__Records shown__:
========
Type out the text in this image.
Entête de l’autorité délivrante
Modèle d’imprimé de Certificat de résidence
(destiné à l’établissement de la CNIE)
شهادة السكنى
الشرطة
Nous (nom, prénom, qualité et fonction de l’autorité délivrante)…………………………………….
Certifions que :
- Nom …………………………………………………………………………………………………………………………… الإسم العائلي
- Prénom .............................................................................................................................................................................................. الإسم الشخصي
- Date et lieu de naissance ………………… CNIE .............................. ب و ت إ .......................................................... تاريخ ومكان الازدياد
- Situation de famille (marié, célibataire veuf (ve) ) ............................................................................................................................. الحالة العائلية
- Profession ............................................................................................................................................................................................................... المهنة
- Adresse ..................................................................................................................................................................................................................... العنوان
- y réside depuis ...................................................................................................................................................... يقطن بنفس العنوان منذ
========
__Task description__:
What is the number of lines in the listing that contain the string "الإسم"? Reply with that number alone.

__Reply__:
2